● **EXERCISE MATERIALS**
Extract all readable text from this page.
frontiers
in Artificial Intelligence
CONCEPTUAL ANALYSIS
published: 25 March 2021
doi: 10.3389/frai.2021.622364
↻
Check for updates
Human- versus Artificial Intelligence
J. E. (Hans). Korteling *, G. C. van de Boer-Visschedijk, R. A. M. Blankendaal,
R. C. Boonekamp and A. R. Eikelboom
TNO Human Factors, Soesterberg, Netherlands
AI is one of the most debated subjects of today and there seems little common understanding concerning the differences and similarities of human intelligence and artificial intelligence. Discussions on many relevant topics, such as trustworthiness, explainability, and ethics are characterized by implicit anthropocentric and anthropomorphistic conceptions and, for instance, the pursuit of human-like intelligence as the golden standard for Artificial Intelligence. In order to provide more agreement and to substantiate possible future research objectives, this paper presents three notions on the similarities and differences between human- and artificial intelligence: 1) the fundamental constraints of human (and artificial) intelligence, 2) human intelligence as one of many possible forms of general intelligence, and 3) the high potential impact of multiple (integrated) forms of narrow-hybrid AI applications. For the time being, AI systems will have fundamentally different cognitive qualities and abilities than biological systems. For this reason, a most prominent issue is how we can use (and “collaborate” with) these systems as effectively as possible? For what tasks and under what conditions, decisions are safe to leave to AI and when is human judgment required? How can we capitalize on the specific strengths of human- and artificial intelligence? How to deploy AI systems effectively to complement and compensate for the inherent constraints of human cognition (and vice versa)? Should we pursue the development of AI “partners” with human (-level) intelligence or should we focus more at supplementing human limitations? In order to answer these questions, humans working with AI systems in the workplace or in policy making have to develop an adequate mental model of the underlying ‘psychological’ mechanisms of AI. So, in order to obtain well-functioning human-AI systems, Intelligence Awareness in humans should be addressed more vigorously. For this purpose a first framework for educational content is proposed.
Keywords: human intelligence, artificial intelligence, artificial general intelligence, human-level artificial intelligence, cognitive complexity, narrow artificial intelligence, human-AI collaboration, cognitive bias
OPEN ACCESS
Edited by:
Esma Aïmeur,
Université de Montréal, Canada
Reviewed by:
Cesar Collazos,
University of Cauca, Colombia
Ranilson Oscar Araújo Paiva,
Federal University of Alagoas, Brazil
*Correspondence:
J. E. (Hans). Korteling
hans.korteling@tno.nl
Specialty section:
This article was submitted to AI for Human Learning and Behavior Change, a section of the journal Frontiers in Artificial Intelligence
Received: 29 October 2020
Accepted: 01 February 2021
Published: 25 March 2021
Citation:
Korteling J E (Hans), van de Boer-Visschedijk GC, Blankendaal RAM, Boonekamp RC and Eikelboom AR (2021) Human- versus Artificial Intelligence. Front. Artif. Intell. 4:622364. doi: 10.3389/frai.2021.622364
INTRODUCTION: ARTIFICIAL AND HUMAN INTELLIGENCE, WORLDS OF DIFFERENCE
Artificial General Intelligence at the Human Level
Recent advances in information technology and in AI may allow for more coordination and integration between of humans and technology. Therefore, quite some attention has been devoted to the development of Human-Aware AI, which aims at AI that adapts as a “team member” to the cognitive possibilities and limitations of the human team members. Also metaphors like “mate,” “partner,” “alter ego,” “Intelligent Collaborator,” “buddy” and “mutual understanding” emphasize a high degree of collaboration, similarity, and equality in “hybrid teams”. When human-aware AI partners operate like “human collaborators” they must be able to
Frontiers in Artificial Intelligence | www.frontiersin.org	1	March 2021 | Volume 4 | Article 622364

● **WHAT YOU SHOULD DO**
Count the lines of the data that include the string "University", and give only that number.

● **REPLY TO THE EXERCISE**
2